Listing:
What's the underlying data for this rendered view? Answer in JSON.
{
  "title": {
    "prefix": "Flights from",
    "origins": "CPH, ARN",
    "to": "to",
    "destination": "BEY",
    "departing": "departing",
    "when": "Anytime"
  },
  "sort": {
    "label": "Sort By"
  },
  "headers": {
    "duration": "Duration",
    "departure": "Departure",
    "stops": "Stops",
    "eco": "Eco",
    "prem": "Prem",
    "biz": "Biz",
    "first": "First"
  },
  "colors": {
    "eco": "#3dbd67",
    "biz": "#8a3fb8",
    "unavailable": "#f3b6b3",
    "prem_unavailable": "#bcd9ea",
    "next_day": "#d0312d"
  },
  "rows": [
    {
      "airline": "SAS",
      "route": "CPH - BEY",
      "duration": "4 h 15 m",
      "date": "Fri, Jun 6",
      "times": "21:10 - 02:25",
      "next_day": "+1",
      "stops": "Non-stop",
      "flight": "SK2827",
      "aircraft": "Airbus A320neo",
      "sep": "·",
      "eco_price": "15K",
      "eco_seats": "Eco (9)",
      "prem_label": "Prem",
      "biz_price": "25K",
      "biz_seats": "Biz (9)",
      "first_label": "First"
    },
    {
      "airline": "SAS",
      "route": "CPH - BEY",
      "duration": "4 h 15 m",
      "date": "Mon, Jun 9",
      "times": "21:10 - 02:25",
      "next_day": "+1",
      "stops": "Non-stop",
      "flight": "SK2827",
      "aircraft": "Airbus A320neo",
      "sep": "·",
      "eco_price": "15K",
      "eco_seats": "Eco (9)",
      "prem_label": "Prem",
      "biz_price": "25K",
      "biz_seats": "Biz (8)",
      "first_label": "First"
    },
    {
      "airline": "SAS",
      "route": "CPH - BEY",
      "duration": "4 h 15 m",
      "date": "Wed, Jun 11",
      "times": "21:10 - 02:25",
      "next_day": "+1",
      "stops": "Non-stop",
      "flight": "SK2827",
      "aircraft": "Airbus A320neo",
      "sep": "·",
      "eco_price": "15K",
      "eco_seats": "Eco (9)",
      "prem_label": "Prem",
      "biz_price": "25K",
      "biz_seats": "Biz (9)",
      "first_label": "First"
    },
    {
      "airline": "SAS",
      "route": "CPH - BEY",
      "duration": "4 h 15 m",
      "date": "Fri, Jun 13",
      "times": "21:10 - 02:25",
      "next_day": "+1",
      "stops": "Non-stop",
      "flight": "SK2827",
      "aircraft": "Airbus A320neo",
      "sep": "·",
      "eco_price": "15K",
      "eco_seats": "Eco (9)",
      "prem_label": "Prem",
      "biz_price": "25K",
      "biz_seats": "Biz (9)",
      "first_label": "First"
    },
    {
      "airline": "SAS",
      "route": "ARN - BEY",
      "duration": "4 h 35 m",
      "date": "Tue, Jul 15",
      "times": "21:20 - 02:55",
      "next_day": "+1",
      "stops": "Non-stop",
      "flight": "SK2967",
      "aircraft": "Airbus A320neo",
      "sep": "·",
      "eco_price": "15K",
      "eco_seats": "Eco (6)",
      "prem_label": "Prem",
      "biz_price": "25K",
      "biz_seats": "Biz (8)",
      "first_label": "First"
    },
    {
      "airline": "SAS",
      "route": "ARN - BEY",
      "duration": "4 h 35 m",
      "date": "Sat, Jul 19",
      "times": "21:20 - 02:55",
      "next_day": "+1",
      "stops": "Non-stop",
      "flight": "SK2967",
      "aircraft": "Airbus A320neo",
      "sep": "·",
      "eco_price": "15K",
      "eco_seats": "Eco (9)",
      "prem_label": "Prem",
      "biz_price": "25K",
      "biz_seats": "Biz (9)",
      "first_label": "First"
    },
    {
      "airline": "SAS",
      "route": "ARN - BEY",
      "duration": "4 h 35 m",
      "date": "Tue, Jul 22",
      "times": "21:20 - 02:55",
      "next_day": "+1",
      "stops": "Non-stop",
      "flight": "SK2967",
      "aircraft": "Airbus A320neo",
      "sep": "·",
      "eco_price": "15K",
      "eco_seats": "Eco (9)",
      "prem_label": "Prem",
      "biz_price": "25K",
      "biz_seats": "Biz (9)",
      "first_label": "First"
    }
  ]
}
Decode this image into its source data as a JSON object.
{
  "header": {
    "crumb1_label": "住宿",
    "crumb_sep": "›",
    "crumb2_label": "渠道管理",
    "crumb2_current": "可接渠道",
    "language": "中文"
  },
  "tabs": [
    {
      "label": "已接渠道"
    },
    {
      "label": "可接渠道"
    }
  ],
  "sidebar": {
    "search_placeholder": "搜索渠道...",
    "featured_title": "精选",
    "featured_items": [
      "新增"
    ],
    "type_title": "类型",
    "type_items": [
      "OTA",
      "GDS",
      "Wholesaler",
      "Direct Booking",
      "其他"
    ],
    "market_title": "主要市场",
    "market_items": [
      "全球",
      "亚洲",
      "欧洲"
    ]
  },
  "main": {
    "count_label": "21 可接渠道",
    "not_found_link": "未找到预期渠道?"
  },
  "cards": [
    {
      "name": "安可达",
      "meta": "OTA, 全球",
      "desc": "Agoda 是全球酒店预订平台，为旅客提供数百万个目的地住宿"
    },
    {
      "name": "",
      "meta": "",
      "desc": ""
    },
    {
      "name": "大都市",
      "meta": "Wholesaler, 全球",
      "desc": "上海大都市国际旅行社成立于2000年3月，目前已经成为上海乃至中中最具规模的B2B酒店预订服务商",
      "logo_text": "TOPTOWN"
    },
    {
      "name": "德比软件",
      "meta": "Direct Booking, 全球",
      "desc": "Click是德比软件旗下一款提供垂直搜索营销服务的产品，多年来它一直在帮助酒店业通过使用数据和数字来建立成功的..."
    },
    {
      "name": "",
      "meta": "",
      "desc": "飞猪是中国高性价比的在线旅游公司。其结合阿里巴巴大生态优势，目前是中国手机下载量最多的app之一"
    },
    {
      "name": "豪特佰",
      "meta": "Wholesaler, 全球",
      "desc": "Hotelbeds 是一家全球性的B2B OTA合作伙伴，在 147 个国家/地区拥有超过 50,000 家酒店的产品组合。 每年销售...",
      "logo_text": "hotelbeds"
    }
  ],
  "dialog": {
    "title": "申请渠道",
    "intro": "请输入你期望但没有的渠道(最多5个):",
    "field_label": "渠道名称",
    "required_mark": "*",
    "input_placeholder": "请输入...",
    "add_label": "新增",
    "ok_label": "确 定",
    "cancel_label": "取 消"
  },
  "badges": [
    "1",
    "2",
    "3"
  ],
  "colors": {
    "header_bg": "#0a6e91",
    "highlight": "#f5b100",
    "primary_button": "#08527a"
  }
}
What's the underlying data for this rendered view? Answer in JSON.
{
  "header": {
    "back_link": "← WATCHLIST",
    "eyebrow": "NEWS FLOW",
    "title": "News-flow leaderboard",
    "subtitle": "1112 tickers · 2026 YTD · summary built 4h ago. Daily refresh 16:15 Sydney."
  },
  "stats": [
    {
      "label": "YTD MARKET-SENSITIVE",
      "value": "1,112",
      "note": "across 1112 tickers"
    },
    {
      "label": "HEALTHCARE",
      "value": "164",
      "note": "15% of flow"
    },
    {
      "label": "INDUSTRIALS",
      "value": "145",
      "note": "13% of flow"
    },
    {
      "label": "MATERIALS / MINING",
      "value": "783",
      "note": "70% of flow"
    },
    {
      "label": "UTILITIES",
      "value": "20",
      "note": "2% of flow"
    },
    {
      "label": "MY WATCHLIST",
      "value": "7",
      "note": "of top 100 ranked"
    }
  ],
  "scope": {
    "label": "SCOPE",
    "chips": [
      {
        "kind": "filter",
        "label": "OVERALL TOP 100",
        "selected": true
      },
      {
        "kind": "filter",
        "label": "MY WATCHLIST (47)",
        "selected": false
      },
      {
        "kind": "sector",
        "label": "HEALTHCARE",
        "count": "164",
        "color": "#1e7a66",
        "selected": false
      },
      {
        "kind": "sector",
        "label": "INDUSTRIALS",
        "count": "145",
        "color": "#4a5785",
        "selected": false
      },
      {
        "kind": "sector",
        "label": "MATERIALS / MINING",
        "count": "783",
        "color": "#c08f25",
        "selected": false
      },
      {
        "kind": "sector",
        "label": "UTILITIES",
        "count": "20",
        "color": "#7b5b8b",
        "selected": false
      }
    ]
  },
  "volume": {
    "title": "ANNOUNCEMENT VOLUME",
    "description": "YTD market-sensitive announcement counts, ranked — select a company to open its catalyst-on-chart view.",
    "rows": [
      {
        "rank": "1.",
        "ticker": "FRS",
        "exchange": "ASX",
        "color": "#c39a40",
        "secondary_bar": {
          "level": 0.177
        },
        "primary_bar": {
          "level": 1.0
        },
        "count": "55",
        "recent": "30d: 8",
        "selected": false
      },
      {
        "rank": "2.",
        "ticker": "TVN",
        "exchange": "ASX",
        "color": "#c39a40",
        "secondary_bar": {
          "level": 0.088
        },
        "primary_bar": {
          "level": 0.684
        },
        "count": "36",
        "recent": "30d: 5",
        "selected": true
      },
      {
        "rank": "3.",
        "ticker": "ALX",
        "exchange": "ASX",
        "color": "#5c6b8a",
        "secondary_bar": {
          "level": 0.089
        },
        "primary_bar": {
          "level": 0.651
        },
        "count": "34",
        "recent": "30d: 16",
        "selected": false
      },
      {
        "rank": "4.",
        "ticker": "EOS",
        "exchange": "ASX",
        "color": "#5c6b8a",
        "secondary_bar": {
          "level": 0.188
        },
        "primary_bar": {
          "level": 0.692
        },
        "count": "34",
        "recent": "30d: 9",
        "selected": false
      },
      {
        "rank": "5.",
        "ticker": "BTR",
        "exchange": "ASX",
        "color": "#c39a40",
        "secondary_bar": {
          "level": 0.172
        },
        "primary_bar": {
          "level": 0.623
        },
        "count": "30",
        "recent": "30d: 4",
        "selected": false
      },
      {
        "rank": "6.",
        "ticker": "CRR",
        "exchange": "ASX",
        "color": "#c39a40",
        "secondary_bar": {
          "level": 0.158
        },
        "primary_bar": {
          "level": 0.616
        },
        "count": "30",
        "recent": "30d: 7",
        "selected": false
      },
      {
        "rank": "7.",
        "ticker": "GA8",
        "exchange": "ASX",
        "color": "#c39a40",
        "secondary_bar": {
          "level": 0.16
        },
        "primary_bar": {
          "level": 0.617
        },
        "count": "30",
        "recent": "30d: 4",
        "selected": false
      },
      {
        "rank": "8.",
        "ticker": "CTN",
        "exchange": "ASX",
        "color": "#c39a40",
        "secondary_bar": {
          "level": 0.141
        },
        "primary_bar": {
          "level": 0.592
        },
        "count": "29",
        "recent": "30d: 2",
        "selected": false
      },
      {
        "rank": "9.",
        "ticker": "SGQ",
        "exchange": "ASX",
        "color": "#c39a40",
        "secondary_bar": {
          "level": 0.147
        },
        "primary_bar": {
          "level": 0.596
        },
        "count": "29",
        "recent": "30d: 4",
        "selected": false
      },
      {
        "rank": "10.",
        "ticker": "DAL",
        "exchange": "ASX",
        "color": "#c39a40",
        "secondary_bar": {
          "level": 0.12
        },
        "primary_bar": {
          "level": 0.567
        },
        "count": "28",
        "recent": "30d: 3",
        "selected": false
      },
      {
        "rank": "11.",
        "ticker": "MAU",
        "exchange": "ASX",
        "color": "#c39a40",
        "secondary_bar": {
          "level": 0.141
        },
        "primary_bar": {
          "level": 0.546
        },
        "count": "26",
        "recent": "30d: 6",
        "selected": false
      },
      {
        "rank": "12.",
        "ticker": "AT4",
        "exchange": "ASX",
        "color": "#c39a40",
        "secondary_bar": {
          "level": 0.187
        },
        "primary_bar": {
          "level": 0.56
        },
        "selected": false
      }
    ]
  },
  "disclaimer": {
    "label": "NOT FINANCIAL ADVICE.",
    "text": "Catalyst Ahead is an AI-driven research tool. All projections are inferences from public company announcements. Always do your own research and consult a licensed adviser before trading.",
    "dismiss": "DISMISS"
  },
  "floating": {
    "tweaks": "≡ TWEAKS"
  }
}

What to do: Report how many lines of the listing hold the string "Direct", giving only the number.

Correct output: 2